Stated problem:
The entries below should be output exactly as written.

Data rows:
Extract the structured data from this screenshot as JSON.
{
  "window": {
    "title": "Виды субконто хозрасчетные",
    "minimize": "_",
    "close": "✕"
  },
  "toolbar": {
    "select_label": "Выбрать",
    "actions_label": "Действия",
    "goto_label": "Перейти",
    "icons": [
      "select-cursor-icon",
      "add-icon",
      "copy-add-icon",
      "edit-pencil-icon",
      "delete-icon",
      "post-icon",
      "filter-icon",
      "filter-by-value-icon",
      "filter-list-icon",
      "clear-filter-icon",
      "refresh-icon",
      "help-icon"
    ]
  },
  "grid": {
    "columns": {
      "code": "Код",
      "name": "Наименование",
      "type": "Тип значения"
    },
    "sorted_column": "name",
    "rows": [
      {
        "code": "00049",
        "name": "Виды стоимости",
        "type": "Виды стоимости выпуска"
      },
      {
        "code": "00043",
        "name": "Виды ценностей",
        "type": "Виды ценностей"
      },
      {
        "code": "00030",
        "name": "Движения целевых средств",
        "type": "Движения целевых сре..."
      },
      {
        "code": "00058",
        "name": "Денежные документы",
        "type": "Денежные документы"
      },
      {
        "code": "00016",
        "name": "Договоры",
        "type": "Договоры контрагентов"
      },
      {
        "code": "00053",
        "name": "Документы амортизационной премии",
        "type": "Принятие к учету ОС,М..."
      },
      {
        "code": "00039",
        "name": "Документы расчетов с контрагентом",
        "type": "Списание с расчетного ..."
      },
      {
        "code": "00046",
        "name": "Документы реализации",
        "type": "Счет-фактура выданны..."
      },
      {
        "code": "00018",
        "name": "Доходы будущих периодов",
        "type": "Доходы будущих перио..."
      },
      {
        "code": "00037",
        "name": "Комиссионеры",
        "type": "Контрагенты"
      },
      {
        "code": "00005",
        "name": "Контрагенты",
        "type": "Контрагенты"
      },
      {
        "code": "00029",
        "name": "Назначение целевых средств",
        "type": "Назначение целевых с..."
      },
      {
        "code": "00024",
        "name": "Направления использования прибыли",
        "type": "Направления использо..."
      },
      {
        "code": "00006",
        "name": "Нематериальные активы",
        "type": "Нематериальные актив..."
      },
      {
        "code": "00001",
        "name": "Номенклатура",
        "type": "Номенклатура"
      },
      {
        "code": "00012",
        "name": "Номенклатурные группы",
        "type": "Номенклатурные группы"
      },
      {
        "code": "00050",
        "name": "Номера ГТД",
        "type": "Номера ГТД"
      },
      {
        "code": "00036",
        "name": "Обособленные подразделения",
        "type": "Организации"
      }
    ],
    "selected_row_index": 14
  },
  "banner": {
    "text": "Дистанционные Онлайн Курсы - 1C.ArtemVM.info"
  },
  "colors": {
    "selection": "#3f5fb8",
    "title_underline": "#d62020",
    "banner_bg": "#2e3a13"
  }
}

Worked solution:
Extract the structured data from this screenshot as JSON.
{
  "window": {
    "title": "Виды субконто хозрасчетные",
    "minimize": "_",
    "close": "✕"
  },
  "toolbar": {
    "select_label": "Выбрать",
    "actions_label": "Действия",
    "goto_label": "Перейти",
    "icons": [
      "select-cursor-icon",
      "add-icon",
      "copy-add-icon",
      "edit-pencil-icon",
      "delete-icon",
      "post-icon",
      "filter-icon",
      "filter-by-value-icon",
      "filter-list-icon",
      "clear-filter-icon",
      "refresh-icon",
      "help-icon"
    ]
  },
  "grid": {
    "columns": {
      "code": "Код",
      "name": "Наименование",
      "type": "Тип значения"
    },
    "sorted_column": "name",
    "rows": [
      {
        "code": "00049",
        "name": "Виды стоимости",
        "type": "Виды стоимости выпуска"
      },
      {
        "code": "00043",
        "name": "Виды ценностей",
        "type": "Виды ценностей"
      },
      {
        "code": "00030",
        "name": "Движения целевых средств",
        "type": "Движения целевых сре..."
      },
      {
        "code": "00058",
        "name": "Денежные документы",
        "type": "Денежные документы"
      },
      {
        "code": "00016",
        "name": "Договоры",
        "type": "Договоры контрагентов"
      },
      {
        "code": "00053",
        "name": "Документы амортизационной премии",
        "type": "Принятие к учету ОС,М..."
      },
      {
        "code": "00039",
        "name": "Документы расчетов с контрагентом",
        "type": "Списание с расчетного ..."
      },
      {
        "code": "00046",
        "name": "Документы реализации",
        "type": "Счет-фактура выданны..."
      },
      {
        "code": "00018",
        "name": "Доходы будущих периодов",
        "type": "Доходы будущих перио..."
      },
      {
        "code": "00037",
        "name": "Комиссионеры",
        "type": "Контрагенты"
      },
      {
        "code": "00005",
        "name": "Контрагенты",
        "type": "Контрагенты"
      },
      {
        "code": "00029",
        "name": "Назначение целевых средств",
        "type": "Назначение целевых с..."
      },
      {
        "code": "00024",
        "name": "Направления использования прибыли",
        "type": "Направления использо..."
      },
      {
        "code": "00006",
        "name": "Нематериальные активы",
        "type": "Нематериальные актив..."
      },
      {
        "code": "00001",
        "name": "Номенклатура",
        "type": "Номенклатура"
      },
      {
        "code": "00012",
        "name": "Номенклатурные группы",
        "type": "Номенклатурные группы"
      },
      {
        "code": "00050",
        "name": "Номера ГТД",
        "type": "Номера ГТД"
      },
      {
        "code": "00036",
        "name": "Обособленные подразделения",
        "type": "Организации"
      }
    ],
    "selected_row_index": 14
  },
  "banner": {
    "text": "Дистанционные Онлайн Курсы - 1C.ArtemVM.info"
  },
  "colors": {
    "selection": "#3f5fb8",
    "title_underline": "#d62020",
    "banner_bg": "#2e3a13"
  }
}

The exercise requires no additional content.